TASK BRIEF.
Convert the rows from the line with "input-field[interactable]: 10 bbox=[252, 270, 296, 304]" up to and including the line with "list every element" into a JSON list of strings, one string per line, with blank lines omitted.

-- Start --

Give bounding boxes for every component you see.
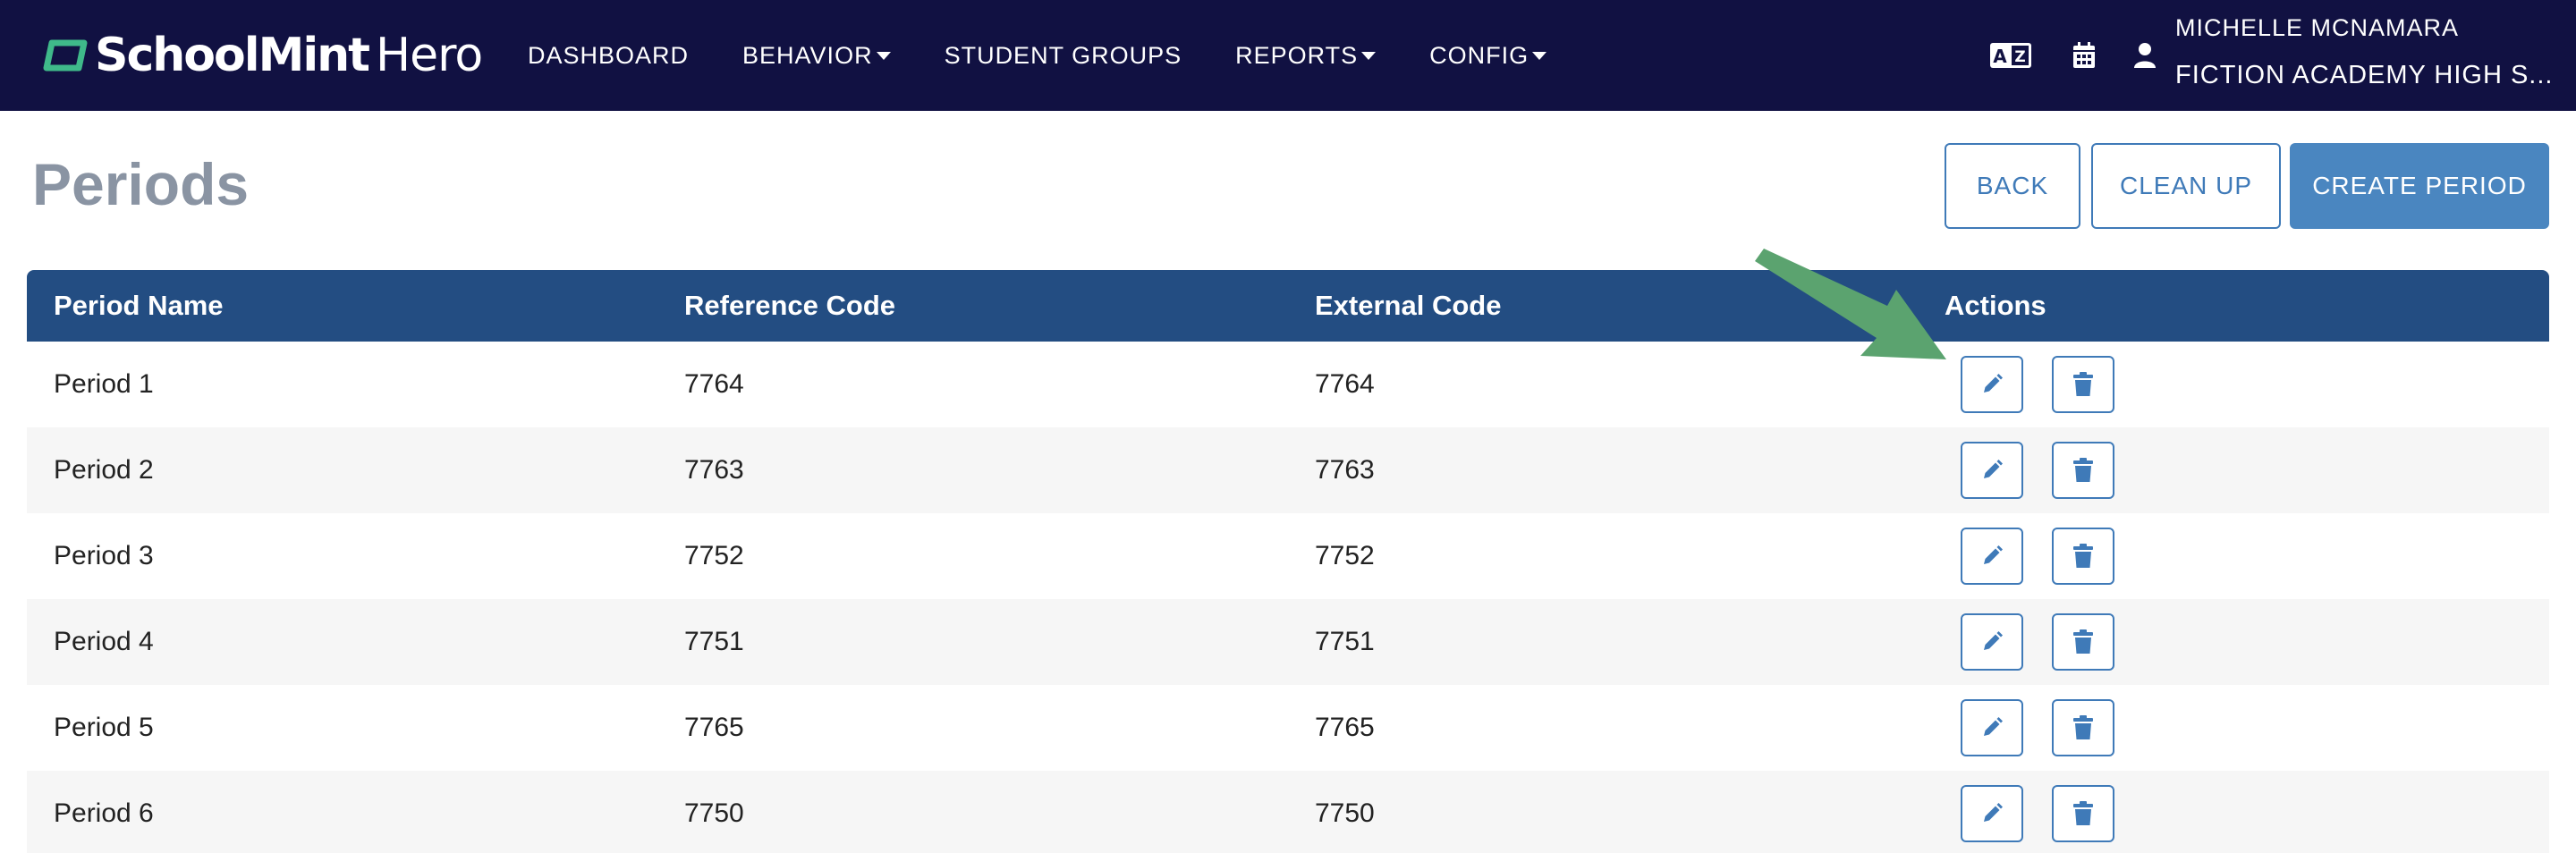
external-code: 7764 — [1315, 369, 1375, 399]
table-header: Period Name Reference Code External Code… — [27, 270, 2549, 342]
header-actions: Actions — [1945, 290, 2046, 321]
trash-icon — [2073, 458, 2093, 482]
external-code: 7765 — [1315, 713, 1375, 742]
trash-icon — [2073, 629, 2093, 654]
table-row: Period 3 7752 7752 — [27, 513, 2549, 599]
edit-button[interactable] — [1961, 356, 2023, 413]
trash-icon — [2073, 715, 2093, 739]
reference-code: 7765 — [684, 713, 744, 742]
edit-button[interactable] — [1961, 613, 2023, 671]
page-title: Periods — [32, 151, 250, 217]
pencil-icon — [1984, 460, 2003, 478]
caret-down-icon — [1532, 51, 1547, 60]
external-code: 7750 — [1315, 798, 1375, 828]
table-row: Period 6 7750 7750 — [27, 771, 2549, 853]
header-external-code: External Code — [1315, 290, 1502, 321]
edit-button[interactable] — [1961, 699, 2023, 756]
period-name: Period 4 — [54, 627, 154, 656]
reference-code: 7763 — [684, 455, 744, 485]
brand-name-hero: Hero — [376, 29, 483, 82]
delete-button[interactable] — [2052, 613, 2114, 671]
caret-down-icon — [876, 51, 891, 60]
header-period-name: Period Name — [54, 290, 224, 321]
pencil-icon — [1984, 374, 2003, 393]
nav-student-groups[interactable]: STUDENT GROUPS — [945, 42, 1182, 70]
period-name: Period 1 — [54, 369, 154, 399]
period-name: Period 6 — [54, 798, 154, 828]
back-button[interactable]: BACK — [1945, 143, 2080, 229]
table-row: Period 5 7765 7765 — [27, 685, 2549, 771]
external-code: 7752 — [1315, 541, 1375, 570]
reference-code: 7752 — [684, 541, 744, 570]
external-code: 7763 — [1315, 455, 1375, 485]
calendar-icon[interactable] — [2063, 39, 2106, 72]
nav-student-groups-label: STUDENT GROUPS — [944, 41, 1182, 69]
main-nav: DASHBOARD BEHAVIOR STUDENT GROUPS REPORT… — [528, 0, 1600, 111]
annotation-arrow-icon — [1755, 249, 1946, 359]
language-icon[interactable]: A Z — [1989, 39, 2032, 72]
brand-name-school: SchoolMint — [95, 29, 370, 82]
delete-button[interactable] — [2052, 356, 2114, 413]
table-row: Period 4 7751 7751 — [27, 599, 2549, 685]
trash-icon — [2073, 544, 2093, 568]
user-name[interactable]: MICHELLE MCNAMARA — [2175, 14, 2459, 42]
svg-text:A: A — [1993, 46, 2007, 67]
clean-up-button[interactable]: CLEAN UP — [2091, 143, 2281, 229]
create-period-button[interactable]: CREATE PERIOD — [2290, 143, 2549, 229]
pencil-icon — [1984, 631, 2003, 650]
brand-logo[interactable]: SchoolMint Hero — [43, 25, 483, 86]
nav-dashboard-label: DASHBOARD — [528, 41, 690, 69]
edit-button[interactable] — [1961, 785, 2023, 842]
period-name: Period 2 — [54, 455, 154, 485]
caret-down-icon — [1361, 51, 1377, 60]
nav-reports-label: REPORTS — [1235, 41, 1359, 69]
delete-button[interactable] — [2052, 699, 2114, 756]
trash-icon — [2073, 801, 2093, 825]
nav-config[interactable]: CONFIG — [1429, 41, 1547, 70]
edit-button[interactable] — [1961, 528, 2023, 585]
pencil-icon — [1984, 717, 2003, 736]
nav-behavior[interactable]: BEHAVIOR — [742, 42, 891, 70]
pencil-icon — [1984, 545, 2003, 564]
period-name: Period 3 — [54, 541, 154, 570]
top-navbar: SchoolMint Hero DASHBOARD BEHAVIOR STUDE… — [0, 0, 2576, 111]
reference-code: 7764 — [684, 369, 744, 399]
delete-button[interactable] — [2052, 528, 2114, 585]
header-reference-code: Reference Code — [684, 290, 896, 321]
delete-button[interactable] — [2052, 442, 2114, 499]
nav-dashboard[interactable]: DASHBOARD — [528, 42, 689, 70]
user-icon[interactable] — [2123, 39, 2166, 72]
periods-table: Period Name Reference Code External Code… — [27, 270, 2549, 853]
reference-code: 7750 — [684, 798, 744, 828]
period-name: Period 5 — [54, 713, 154, 742]
trash-icon — [2073, 372, 2093, 396]
nav-config-label: CONFIG — [1429, 41, 1530, 69]
nav-reports[interactable]: REPORTS — [1235, 41, 1377, 70]
pencil-icon — [1984, 803, 2003, 822]
svg-text:Z: Z — [2014, 48, 2025, 66]
delete-button[interactable] — [2052, 785, 2114, 842]
external-code: 7751 — [1315, 627, 1375, 656]
edit-button[interactable] — [1961, 442, 2023, 499]
logo-mark-icon — [43, 39, 88, 72]
nav-behavior-label: BEHAVIOR — [742, 41, 873, 69]
school-name[interactable]: FICTION ACADEMY HIGH S... — [2175, 61, 2553, 90]
table-row: Period 1 7764 7764 — [27, 342, 2549, 427]
table-row: Period 2 7763 7763 — [27, 427, 2549, 513]
reference-code: 7751 — [684, 627, 744, 656]
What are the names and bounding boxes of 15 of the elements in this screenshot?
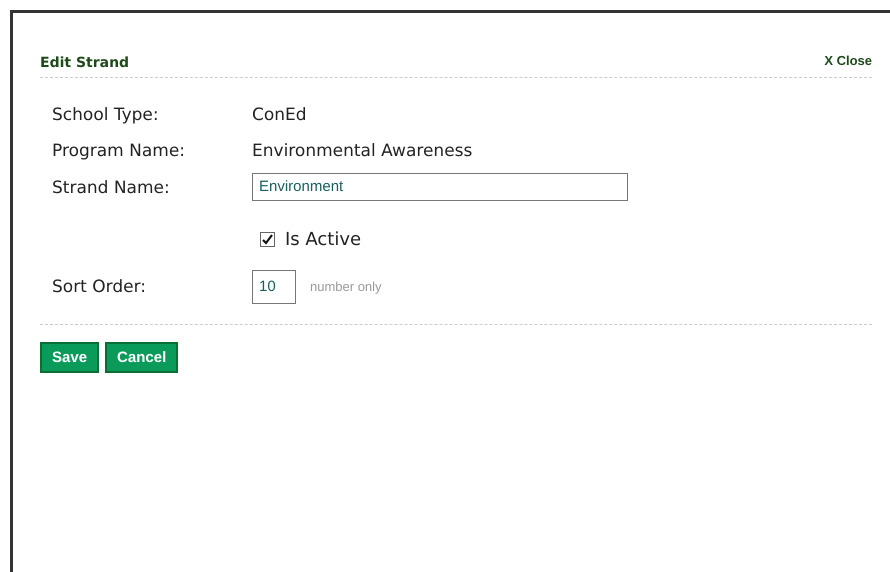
input-field[interactable]: 10 bbox=[252, 270, 296, 304]
checkbox-label: Is Active bbox=[285, 228, 362, 250]
cancel-button[interactable]: Cancel bbox=[105, 342, 178, 372]
field-value: ConEd bbox=[252, 104, 308, 126]
save-button[interactable]: Save bbox=[40, 342, 100, 372]
field-label: Program Name: bbox=[52, 140, 186, 162]
field-value: Environmental Awareness bbox=[252, 140, 474, 162]
checkbox[interactable] bbox=[260, 232, 275, 246]
field-label: School Type: bbox=[52, 104, 160, 126]
hint-text: number only bbox=[310, 279, 382, 294]
dialog-title: Edit Strand bbox=[40, 55, 130, 71]
close-link[interactable]: X Close bbox=[824, 53, 872, 68]
field-label: Strand Name: bbox=[52, 177, 171, 200]
input-field[interactable]: Environment bbox=[252, 172, 628, 200]
field-label: Sort Order: bbox=[52, 276, 147, 298]
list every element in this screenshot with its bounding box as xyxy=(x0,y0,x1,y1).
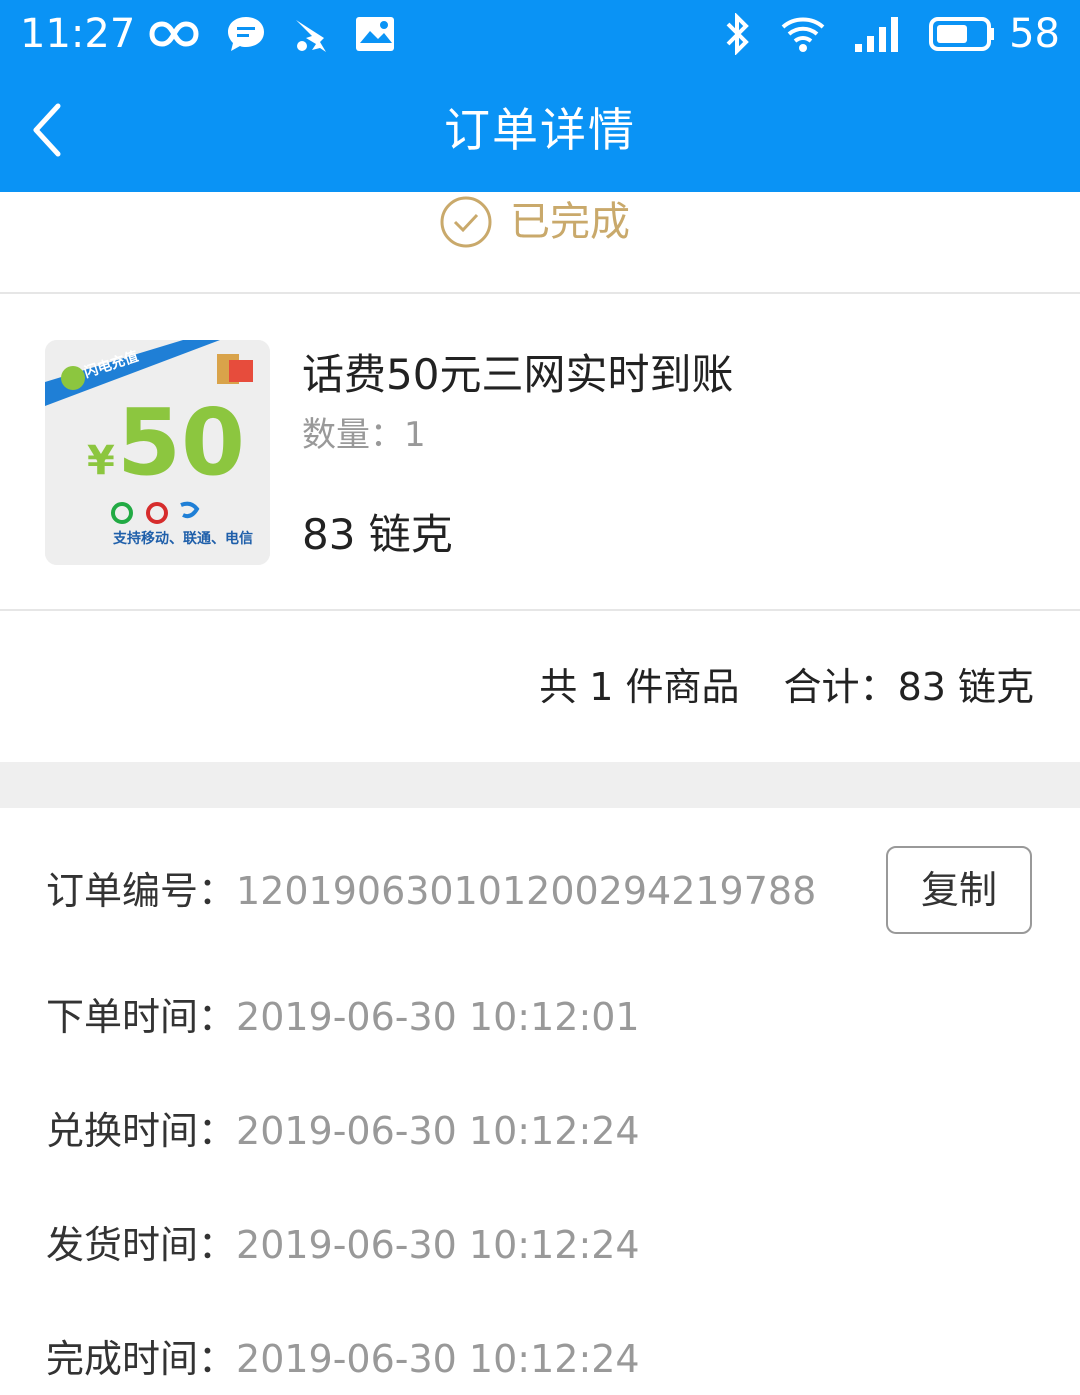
info-value: 2019-06-30 10:12:24 xyxy=(236,1337,640,1381)
total-label: 合计： xyxy=(783,665,898,709)
status-time: 11:27 xyxy=(20,11,136,57)
signal-icon xyxy=(855,17,899,52)
product-price: 83 链克 xyxy=(302,510,453,559)
battery-icon xyxy=(929,17,995,51)
exchange-time-row: 兑换时间： 2019-06-30 10:12:24 xyxy=(46,1106,640,1156)
divider xyxy=(0,609,1080,611)
order-status: 已完成 xyxy=(0,192,1080,292)
info-label: 兑换时间： xyxy=(46,1109,237,1153)
wifi-icon xyxy=(781,17,825,52)
info-value: 2019-06-30 10:12:24 xyxy=(236,1223,640,1267)
battery-percent: 58 xyxy=(1009,11,1060,57)
status-text: 已完成 xyxy=(510,199,630,245)
order-number: 120190630101200294219788 xyxy=(236,869,817,913)
product-title[interactable]: 话费50元三网实时到账 xyxy=(302,348,733,402)
info-value: 2019-06-30 10:12:01 xyxy=(236,995,640,1039)
complete-time-row: 完成时间： 2019-06-30 10:12:24 xyxy=(46,1334,640,1384)
info-value: 2019-06-30 10:12:24 xyxy=(236,1109,640,1153)
quantity-label: 数量： xyxy=(302,415,404,455)
bluetooth-icon xyxy=(726,13,749,55)
check-circle-icon xyxy=(440,196,492,248)
image-message-icon xyxy=(356,17,394,51)
quantity-value: 1 xyxy=(404,415,426,455)
nav-bar: 订单详情 xyxy=(0,70,1080,192)
divider xyxy=(0,292,1080,294)
product-image-caption: 支持移动、联通、电信 xyxy=(113,531,253,547)
info-label: 订单编号： xyxy=(46,869,237,913)
order-number-row: 订单编号： 120190630101200294219788 xyxy=(46,866,816,916)
notification-icons xyxy=(148,14,396,54)
info-label: 下单时间： xyxy=(46,995,237,1039)
product-image[interactable]: 闪电充值 ¥ 50 支持移动、联通、电信 xyxy=(45,340,270,565)
total-value: 83 链克 xyxy=(897,665,1034,709)
order-summary: 共 1 件商品 合计：83 链克 xyxy=(539,662,1034,712)
product-image-amount: 50 xyxy=(117,389,246,496)
ship-time-row: 发货时间： 2019-06-30 10:12:24 xyxy=(46,1220,640,1270)
order-total: 合计：83 链克 xyxy=(784,662,1034,712)
info-label: 发货时间： xyxy=(46,1223,237,1267)
section-separator xyxy=(0,762,1080,808)
product-image-currency: ¥ xyxy=(87,438,115,484)
chat-bubble-icon xyxy=(228,17,264,51)
product-quantity: 数量：1 xyxy=(302,412,426,458)
item-count: 共 1 件商品 xyxy=(539,665,740,709)
app-bird-icon xyxy=(296,20,326,52)
copy-button[interactable]: 复制 xyxy=(886,846,1032,934)
system-status-icons: 58 xyxy=(723,10,1060,58)
status-bar: 11:27 58 xyxy=(0,0,1080,70)
order-time-row: 下单时间： 2019-06-30 10:12:01 xyxy=(46,992,640,1042)
infinity-icon xyxy=(149,21,199,47)
page-title: 订单详情 xyxy=(444,103,636,157)
info-label: 完成时间： xyxy=(46,1337,237,1381)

-- End --

EXERCISE OUTPUT.
[
  "input-field[interactable]: 10 bbox=[252, 270, 296, 304]",
  "checkbox-label: Is Active bbox=[285, 228, 362, 250]",
  "cancel-button[interactable]: Cancel bbox=[105, 342, 178, 372]",
  "field-value: ConEd bbox=[252, 104, 308, 126]",
  "save-button[interactable]: Save bbox=[40, 342, 100, 372]",
  "field-label: Program Name: bbox=[52, 140, 186, 162]",
  "field-value: Environmental Awareness bbox=[252, 140, 474, 162]",
  "checkbox[interactable] bbox=[260, 232, 275, 246]",
  "field-label: School Type: bbox=[52, 104, 160, 126]",
  "hint-text: number only bbox=[310, 279, 382, 294]",
  "dialog-title: Edit Strand bbox=[40, 55, 130, 71]",
  "close-link[interactable]: X Close bbox=[824, 53, 872, 68]",
  "field-label: Strand Name: bbox=[52, 177, 171, 200]",
  "input-field[interactable]: Environment bbox=[252, 172, 628, 200]",
  "field-label: Sort Order: bbox=[52, 276, 147, 298]",
  "list every element in this screenshot with its bounding box as xyxy=(x0,y0,x1,y1)."
]